Supplied data

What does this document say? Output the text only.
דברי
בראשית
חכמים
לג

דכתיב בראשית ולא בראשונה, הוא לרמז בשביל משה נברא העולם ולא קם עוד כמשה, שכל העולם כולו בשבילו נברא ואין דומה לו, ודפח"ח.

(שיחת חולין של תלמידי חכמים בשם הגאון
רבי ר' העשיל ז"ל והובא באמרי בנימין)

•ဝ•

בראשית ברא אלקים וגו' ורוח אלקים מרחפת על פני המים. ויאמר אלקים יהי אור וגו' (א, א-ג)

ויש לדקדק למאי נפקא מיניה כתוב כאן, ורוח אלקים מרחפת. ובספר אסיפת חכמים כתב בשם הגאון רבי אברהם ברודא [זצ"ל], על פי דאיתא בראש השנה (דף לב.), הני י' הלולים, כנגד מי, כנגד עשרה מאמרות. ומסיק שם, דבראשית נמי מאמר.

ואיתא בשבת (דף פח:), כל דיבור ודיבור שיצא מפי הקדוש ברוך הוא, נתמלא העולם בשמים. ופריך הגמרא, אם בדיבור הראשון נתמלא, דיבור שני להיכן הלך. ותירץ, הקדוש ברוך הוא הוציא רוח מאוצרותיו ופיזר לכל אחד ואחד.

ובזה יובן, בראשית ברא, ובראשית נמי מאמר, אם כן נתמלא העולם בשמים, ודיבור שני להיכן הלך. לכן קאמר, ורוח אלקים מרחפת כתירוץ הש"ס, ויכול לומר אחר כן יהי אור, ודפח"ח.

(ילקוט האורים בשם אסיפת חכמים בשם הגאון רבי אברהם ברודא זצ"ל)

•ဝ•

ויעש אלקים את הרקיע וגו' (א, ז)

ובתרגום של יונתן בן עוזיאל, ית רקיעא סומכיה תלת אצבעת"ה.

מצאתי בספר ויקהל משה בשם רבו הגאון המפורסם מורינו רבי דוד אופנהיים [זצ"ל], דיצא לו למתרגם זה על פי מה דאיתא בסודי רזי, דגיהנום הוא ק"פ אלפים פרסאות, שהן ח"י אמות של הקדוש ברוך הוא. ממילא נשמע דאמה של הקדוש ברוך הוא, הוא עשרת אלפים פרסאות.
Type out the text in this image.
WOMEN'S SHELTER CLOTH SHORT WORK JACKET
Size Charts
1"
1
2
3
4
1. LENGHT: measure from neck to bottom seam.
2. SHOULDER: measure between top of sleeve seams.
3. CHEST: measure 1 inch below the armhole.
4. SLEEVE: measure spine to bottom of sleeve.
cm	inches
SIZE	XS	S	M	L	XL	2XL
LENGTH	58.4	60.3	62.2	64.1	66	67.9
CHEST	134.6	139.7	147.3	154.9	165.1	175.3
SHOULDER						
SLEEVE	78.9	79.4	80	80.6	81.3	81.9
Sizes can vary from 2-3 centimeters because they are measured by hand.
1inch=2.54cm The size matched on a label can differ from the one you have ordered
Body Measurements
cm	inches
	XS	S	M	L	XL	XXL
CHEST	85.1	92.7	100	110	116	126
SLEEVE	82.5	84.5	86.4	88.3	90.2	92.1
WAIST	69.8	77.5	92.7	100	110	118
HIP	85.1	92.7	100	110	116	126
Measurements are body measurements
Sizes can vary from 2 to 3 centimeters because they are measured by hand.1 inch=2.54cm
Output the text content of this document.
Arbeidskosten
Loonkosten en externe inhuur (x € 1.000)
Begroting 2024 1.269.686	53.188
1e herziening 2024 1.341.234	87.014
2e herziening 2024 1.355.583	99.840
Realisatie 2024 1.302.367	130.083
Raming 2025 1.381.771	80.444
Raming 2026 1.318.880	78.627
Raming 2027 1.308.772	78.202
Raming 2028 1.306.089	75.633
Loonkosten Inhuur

The request
Extract the listing in its entirety, matching it exactly.

Worked answer
What does this document say? Output the text only.
דברי
בראשית
חכמים
לג

דכתיב בראשית ולא בראשונה, הוא לרמז בשביל משה נברא העולם ולא קם עוד כמשה, שכל העולם כולו בשבילו נברא ואין דומה לו, ודפח"ח.

(שיחת חולין של תלמידי חכמים בשם הגאון
רבי ר' העשיל ז"ל והובא באמרי בנימין)

•ဝ•

בראשית ברא אלקים וגו' ורוח אלקים מרחפת על פני המים. ויאמר אלקים יהי אור וגו' (א, א-ג)

ויש לדקדק למאי נפקא מיניה כתוב כאן, ורוח אלקים מרחפת. ובספר אסיפת חכמים כתב בשם הגאון רבי אברהם ברודא [זצ"ל], על פי דאיתא בראש השנה (דף לב.), הני י' הלולים, כנגד מי, כנגד עשרה מאמרות. ומסיק שם, דבראשית נמי מאמר.

ואיתא בשבת (דף פח:), כל דיבור ודיבור שיצא מפי הקדוש ברוך הוא, נתמלא העולם בשמים. ופריך הגמרא, אם בדיבור הראשון נתמלא, דיבור שני להיכן הלך. ותירץ, הקדוש ברוך הוא הוציא רוח מאוצרותיו ופיזר לכל אחד ואחד.

ובזה יובן, בראשית ברא, ובראשית נמי מאמר, אם כן נתמלא העולם בשמים, ודיבור שני להיכן הלך. לכן קאמר, ורוח אלקים מרחפת כתירוץ הש"ס, ויכול לומר אחר כן יהי אור, ודפח"ח.

(ילקוט האורים בשם אסיפת חכמים בשם הגאון רבי אברהם ברודא זצ"ל)

•ဝ•

ויעש אלקים את הרקיע וגו' (א, ז)

ובתרגום של יונתן בן עוזיאל, ית רקיעא סומכיה תלת אצבעת"ה.

מצאתי בספר ויקהל משה בשם רבו הגאון המפורסם מורינו רבי דוד אופנהיים [זצ"ל], דיצא לו למתרגם זה על פי מה דאיתא בסודי רזי, דגיהנום הוא ק"פ אלפים פרסאות, שהן ח"י אמות של הקדוש ברוך הוא. ממילא נשמע דאמה של הקדוש ברוך הוא, הוא עשרת אלפים פרסאות.
Type out the text in this image.
WOMEN'S SHELTER CLOTH SHORT WORK JACKET
Size Charts
1"
1
2
3
4
1. LENGHT: measure from neck to bottom seam.
2. SHOULDER: measure between top of sleeve seams.
3. CHEST: measure 1 inch below the armhole.
4. SLEEVE: measure spine to bottom of sleeve.
cm	inches
SIZE	XS	S	M	L	XL	2XL
LENGTH	58.4	60.3	62.2	64.1	66	67.9
CHEST	134.6	139.7	147.3	154.9	165.1	175.3
SHOULDER						
SLEEVE	78.9	79.4	80	80.6	81.3	81.9
Sizes can vary from 2-3 centimeters because they are measured by hand.
1inch=2.54cm The size matched on a label can differ from the one you have ordered
Body Measurements
cm	inches
	XS	S	M	L	XL	XXL
CHEST	85.1	92.7	100	110	116	126
SLEEVE	82.5	84.5	86.4	88.3	90.2	92.1
WAIST	69.8	77.5	92.7	100	110	118
HIP	85.1	92.7	100	110	116	126
Measurements are body measurements
Sizes can vary from 2 to 3 centimeters because they are measured by hand.1 inch=2.54cm
Output the text content of this document.
Arbeidskosten
Loonkosten en externe inhuur (x € 1.000)
Begroting 2024 1.269.686	53.188
1e herziening 2024 1.341.234	87.014
2e herziening 2024 1.355.583	99.840
Realisatie 2024 1.302.367	130.083
Raming 2025 1.381.771	80.444
Raming 2026 1.318.880	78.627
Raming 2027 1.308.772	78.202
Raming 2028 1.306.089	75.633
Loonkosten Inhuur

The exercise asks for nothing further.